Find and return each line containing "name".

Begin Information given

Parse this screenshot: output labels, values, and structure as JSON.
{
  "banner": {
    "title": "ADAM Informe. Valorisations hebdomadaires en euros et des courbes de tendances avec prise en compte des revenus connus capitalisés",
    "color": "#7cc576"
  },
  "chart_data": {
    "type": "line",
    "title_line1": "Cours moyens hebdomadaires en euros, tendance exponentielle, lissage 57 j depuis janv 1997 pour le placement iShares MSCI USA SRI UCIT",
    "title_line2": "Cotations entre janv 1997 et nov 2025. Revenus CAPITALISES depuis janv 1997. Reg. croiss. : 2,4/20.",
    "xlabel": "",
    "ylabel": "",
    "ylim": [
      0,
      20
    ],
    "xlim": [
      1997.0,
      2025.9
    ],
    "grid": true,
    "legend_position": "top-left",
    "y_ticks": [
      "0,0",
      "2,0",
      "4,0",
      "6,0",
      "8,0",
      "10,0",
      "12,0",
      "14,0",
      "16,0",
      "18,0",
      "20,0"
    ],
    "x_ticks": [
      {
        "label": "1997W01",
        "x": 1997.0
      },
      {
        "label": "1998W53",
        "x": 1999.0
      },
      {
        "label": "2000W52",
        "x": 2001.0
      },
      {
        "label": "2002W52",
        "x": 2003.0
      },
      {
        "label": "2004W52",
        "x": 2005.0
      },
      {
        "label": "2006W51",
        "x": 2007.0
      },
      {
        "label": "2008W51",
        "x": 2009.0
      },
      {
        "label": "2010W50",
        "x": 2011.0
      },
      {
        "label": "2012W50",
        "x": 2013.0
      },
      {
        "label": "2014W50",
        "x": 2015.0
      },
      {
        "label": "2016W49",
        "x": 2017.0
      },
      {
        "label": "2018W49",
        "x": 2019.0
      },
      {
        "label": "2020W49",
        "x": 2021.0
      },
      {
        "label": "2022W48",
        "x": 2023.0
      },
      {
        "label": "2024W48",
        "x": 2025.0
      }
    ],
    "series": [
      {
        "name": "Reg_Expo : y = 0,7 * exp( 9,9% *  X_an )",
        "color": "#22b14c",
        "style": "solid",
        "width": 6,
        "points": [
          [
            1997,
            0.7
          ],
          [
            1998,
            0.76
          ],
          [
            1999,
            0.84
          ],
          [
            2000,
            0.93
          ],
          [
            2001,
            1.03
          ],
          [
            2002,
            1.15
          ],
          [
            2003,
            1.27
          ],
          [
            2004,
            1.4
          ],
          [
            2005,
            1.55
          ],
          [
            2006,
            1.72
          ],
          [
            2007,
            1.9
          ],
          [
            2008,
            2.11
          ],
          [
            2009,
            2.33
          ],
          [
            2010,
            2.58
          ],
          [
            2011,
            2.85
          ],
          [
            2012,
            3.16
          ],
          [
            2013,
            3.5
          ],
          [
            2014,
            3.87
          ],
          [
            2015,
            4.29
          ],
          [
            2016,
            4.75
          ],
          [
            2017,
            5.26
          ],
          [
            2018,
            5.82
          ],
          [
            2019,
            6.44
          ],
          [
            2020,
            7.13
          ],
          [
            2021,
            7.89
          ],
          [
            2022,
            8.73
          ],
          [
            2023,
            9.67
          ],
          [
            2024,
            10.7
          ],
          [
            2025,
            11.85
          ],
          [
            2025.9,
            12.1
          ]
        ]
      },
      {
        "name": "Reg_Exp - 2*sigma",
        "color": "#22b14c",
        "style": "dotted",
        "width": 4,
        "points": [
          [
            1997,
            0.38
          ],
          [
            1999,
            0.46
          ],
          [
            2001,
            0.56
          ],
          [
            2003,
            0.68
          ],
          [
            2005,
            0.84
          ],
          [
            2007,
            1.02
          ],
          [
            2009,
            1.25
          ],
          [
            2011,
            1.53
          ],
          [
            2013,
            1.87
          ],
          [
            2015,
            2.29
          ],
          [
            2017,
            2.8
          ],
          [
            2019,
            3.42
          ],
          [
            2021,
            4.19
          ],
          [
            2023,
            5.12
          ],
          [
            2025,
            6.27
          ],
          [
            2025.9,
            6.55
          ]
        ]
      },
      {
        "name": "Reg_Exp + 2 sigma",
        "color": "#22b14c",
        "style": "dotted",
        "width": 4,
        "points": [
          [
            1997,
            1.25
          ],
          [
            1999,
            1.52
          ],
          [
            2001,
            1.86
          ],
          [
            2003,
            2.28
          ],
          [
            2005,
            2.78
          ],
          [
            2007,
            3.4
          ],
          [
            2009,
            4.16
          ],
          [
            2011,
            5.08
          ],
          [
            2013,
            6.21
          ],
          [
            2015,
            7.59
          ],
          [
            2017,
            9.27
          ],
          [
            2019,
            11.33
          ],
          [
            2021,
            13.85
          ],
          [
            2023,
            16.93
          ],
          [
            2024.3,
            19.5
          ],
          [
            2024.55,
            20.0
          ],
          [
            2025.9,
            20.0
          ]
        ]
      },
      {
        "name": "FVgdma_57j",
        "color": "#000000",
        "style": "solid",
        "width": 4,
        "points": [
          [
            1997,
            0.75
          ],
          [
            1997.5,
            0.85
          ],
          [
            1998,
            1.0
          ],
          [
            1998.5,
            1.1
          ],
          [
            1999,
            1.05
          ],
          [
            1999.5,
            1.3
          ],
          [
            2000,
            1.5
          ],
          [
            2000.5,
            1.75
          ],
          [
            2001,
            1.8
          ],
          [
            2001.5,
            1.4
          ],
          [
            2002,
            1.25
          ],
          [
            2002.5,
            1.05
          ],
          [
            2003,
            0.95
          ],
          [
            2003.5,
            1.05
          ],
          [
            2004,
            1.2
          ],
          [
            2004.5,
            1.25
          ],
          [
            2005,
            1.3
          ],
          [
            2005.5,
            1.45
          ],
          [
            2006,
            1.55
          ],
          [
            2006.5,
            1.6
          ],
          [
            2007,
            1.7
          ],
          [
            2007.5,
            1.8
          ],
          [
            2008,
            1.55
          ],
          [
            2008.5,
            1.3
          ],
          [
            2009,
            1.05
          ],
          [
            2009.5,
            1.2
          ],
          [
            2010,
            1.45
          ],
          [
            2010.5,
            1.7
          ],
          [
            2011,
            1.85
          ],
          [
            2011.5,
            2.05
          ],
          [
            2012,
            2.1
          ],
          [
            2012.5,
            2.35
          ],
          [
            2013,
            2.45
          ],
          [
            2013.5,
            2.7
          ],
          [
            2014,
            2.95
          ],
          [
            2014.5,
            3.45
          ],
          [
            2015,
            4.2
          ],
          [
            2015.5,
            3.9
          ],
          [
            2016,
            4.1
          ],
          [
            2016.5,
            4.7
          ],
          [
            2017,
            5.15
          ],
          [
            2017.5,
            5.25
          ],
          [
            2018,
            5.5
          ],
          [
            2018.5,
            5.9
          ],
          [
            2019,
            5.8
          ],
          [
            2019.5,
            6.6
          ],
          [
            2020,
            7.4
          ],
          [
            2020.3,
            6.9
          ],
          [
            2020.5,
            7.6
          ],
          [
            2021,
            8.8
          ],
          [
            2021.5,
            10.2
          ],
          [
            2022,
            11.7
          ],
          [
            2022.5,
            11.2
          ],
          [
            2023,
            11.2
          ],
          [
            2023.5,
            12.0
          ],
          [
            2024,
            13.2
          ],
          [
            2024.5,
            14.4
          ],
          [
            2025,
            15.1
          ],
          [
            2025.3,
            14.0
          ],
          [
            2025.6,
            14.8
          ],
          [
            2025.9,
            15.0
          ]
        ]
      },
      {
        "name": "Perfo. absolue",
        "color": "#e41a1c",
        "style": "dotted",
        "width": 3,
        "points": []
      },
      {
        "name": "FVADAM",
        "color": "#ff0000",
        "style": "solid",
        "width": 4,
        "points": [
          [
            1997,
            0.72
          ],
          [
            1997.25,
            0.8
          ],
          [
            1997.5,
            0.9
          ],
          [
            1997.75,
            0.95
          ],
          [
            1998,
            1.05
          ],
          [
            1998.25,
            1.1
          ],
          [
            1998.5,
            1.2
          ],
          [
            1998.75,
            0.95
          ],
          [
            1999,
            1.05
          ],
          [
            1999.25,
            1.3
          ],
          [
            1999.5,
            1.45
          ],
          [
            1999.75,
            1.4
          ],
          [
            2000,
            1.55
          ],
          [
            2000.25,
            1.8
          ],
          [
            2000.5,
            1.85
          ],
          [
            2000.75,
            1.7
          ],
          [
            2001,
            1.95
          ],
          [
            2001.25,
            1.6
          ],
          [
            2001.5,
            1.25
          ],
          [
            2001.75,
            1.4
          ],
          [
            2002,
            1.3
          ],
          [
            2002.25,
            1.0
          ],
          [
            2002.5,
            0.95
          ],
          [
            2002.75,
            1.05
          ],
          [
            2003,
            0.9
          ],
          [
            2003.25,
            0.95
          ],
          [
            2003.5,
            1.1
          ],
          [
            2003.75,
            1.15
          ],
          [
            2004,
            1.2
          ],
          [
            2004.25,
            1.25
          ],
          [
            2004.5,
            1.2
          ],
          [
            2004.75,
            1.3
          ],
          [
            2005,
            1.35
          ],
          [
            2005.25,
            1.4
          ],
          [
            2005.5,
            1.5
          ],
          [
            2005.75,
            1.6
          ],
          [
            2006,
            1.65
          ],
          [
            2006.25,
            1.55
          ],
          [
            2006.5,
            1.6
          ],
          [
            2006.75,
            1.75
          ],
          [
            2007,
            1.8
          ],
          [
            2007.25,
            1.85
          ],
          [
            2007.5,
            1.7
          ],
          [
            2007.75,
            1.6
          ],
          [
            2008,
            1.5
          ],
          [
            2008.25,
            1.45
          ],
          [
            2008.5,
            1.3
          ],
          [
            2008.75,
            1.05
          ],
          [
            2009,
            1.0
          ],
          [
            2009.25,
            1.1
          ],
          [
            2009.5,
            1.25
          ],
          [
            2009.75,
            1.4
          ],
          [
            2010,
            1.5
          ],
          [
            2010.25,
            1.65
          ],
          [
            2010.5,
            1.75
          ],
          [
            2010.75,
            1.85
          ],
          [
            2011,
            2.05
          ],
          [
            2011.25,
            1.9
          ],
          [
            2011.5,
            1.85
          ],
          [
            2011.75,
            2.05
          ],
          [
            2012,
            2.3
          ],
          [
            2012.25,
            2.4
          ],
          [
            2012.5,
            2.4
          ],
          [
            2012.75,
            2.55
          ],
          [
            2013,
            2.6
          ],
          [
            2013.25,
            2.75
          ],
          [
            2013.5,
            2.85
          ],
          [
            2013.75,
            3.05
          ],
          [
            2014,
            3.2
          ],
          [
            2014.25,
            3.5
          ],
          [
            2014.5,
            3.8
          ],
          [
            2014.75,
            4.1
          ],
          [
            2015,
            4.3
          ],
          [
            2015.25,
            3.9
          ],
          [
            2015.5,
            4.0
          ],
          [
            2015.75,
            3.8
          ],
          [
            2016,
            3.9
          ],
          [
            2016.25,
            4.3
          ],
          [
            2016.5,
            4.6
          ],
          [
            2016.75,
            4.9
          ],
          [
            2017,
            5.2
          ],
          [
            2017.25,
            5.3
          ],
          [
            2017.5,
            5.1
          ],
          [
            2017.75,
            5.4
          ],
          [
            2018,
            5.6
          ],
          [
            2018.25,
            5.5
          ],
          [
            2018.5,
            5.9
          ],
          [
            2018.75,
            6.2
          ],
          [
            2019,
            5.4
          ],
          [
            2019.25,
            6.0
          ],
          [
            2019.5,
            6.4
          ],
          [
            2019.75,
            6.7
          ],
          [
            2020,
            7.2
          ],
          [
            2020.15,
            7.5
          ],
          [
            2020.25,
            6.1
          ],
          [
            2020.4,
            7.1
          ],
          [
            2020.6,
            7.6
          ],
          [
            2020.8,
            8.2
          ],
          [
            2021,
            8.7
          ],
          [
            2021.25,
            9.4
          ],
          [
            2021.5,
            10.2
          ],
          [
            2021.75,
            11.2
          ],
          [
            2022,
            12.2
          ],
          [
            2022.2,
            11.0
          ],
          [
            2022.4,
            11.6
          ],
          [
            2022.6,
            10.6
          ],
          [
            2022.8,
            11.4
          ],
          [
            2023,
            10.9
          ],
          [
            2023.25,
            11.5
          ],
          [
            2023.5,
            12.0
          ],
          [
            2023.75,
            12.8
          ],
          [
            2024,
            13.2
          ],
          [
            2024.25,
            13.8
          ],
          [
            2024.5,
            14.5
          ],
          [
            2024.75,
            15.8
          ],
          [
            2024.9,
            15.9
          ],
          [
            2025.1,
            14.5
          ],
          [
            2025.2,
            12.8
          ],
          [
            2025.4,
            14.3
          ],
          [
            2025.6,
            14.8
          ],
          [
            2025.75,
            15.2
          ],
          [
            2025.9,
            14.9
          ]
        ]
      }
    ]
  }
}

End Information given

* Task response *
        "name": "Reg_Expo : y = 0,7 * exp( 9,9% *  X_an )",
        "name": "Reg_Exp - 2*sigma",
        "name": "Reg_Exp + 2 sigma",
        "name": "FVgdma_57j",
        "name": "Perfo. absolue",
        "name": "FVADAM",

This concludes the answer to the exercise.